# WRITTEN INSTRUCTION
Quote the records below in full, exactly as given, with the images taken out.
━━━ SUPPLIED ENTRIES ━━━
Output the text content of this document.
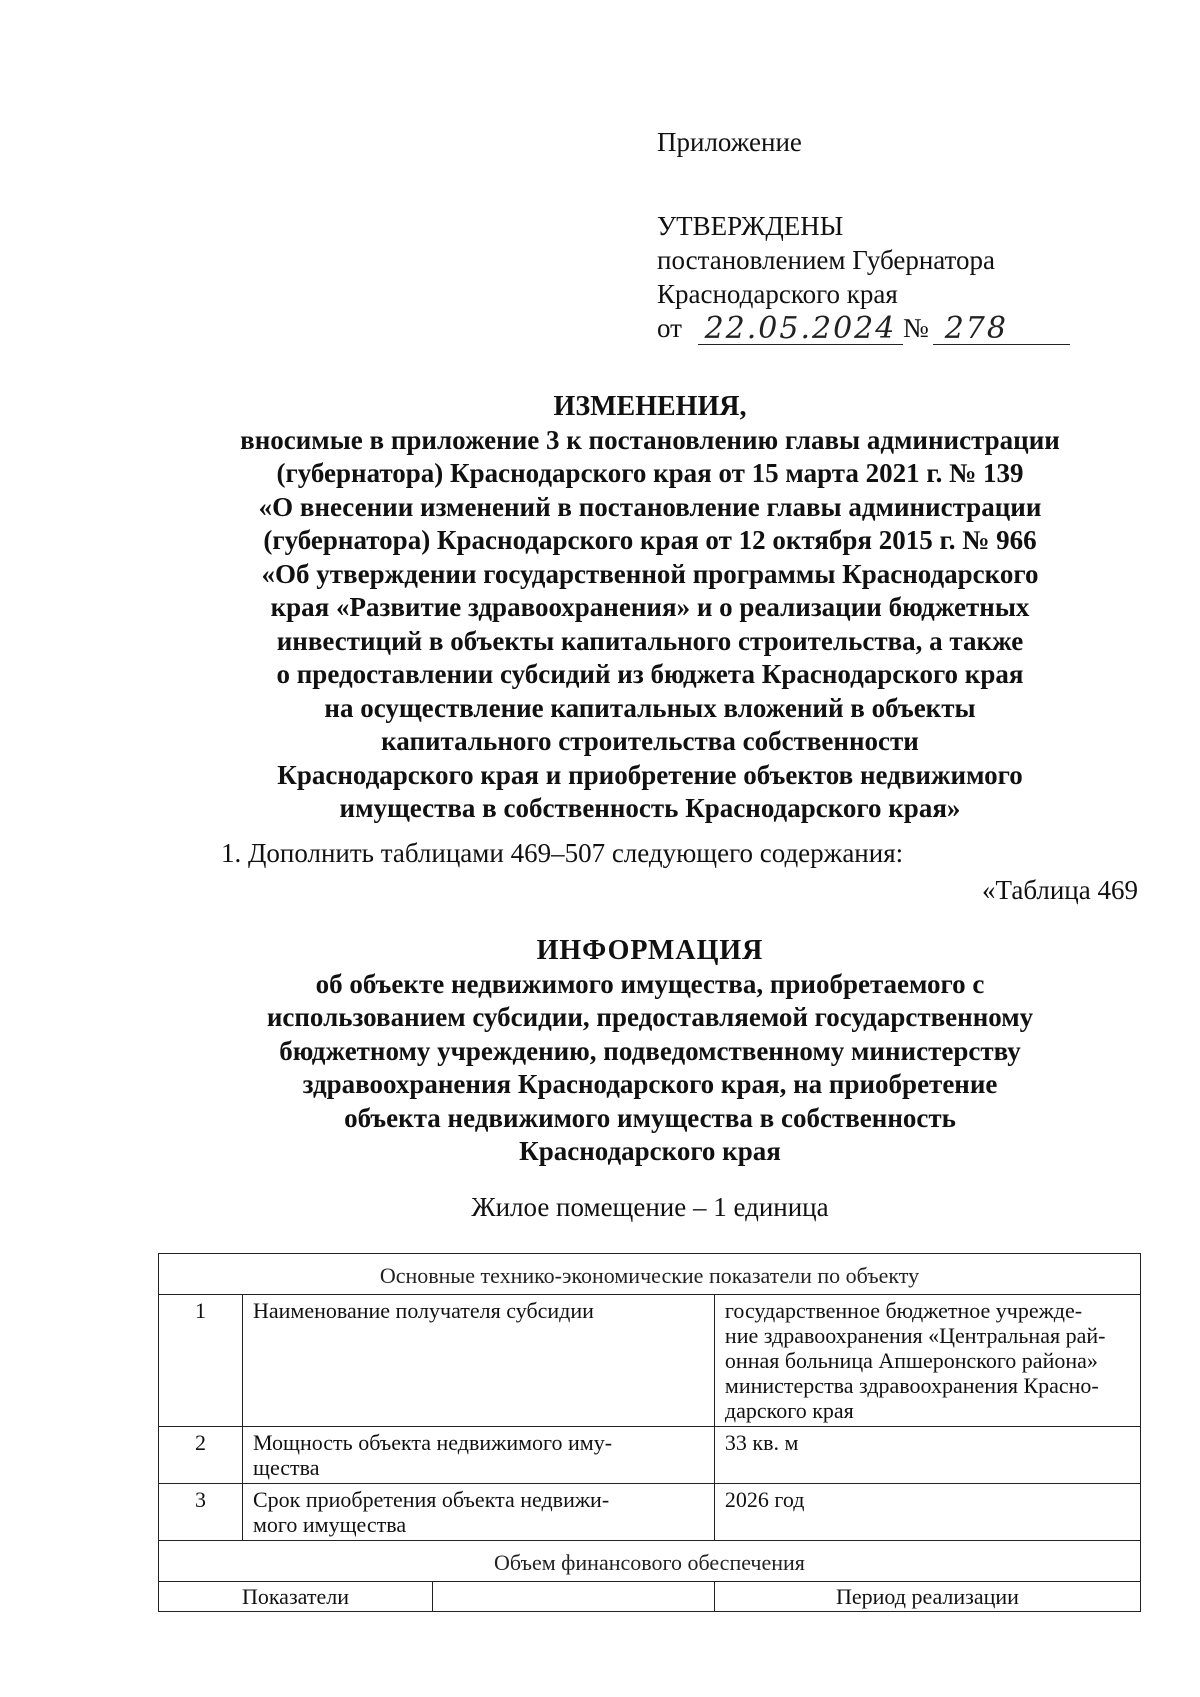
Приложение
УТВЕРЖДЕНЫ
постановлением Губернатора
Краснодарского края
от 22.05.2024 № 278
ИЗМЕНЕНИЯ,
вносимые в приложение 3 к постановлению главы администрации
(губернатора) Краснодарского края от 15 марта 2021 г. № 139
«О внесении изменений в постановление главы администрации
(губернатора) Краснодарского края от 12 октября 2015 г. № 966
«Об утверждении государственной программы Краснодарского
края «Развитие здравоохранения» и о реализации бюджетных
инвестиций в объекты капитального строительства, а также
о предоставлении субсидий из бюджета Краснодарского края
на осуществление капитальных вложений в объекты
капитального строительства собственности
Краснодарского края и приобретение объектов недвижимого
имущества в собственность Краснодарского края»
1. Дополнить таблицами 469–507 следующего содержания:
«Таблица 469
ИНФОРМАЦИЯ
об объекте недвижимого имущества, приобретаемого с
использованием субсидии, предоставляемой государственному
бюджетному учреждению, подведомственному министерству
здравоохранения Краснодарского края, на приобретение
объекта недвижимого имущества в собственность
Краснодарского края
Жилое помещение – 1 единица
Основные технико-экономические показатели по объекту			
1	Наименование получателя субсидии		государственное бюджетное учрежде-
ние здравоохранения «Центральная рай-
онная больница Апшеронского района»
министерства здравоохранения Красно-
дарского края

2	Мощность объекта недвижимого иму-
щества		33 кв. м

3	Срок приобретения объекта недвижи-
мого имущества		2026 год

Объем финансового обеспечения			
Показатели			Период реализации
━━━
# FULL SOLUTION
Output the text content of this document.
Приложение
УТВЕРЖДЕНЫ
постановлением Губернатора
Краснодарского края
от 22.05.2024 № 278
ИЗМЕНЕНИЯ,
вносимые в приложение 3 к постановлению главы администрации
(губернатора) Краснодарского края от 15 марта 2021 г. № 139
«О внесении изменений в постановление главы администрации
(губернатора) Краснодарского края от 12 октября 2015 г. № 966
«Об утверждении государственной программы Краснодарского
края «Развитие здравоохранения» и о реализации бюджетных
инвестиций в объекты капитального строительства, а также
о предоставлении субсидий из бюджета Краснодарского края
на осуществление капитальных вложений в объекты
капитального строительства собственности
Краснодарского края и приобретение объектов недвижимого
имущества в собственность Краснодарского края»
1. Дополнить таблицами 469–507 следующего содержания:
«Таблица 469
ИНФОРМАЦИЯ
об объекте недвижимого имущества, приобретаемого с
использованием субсидии, предоставляемой государственному
бюджетному учреждению, подведомственному министерству
здравоохранения Краснодарского края, на приобретение
объекта недвижимого имущества в собственность
Краснодарского края
Жилое помещение – 1 единица
Основные технико-экономические показатели по объекту			
1	Наименование получателя субсидии		государственное бюджетное учрежде-
ние здравоохранения «Центральная рай-
онная больница Апшеронского района»
министерства здравоохранения Красно-
дарского края

2	Мощность объекта недвижимого иму-
щества		33 кв. м

3	Срок приобретения объекта недвижи-
мого имущества		2026 год

Объем финансового обеспечения			
Показатели			Период реализации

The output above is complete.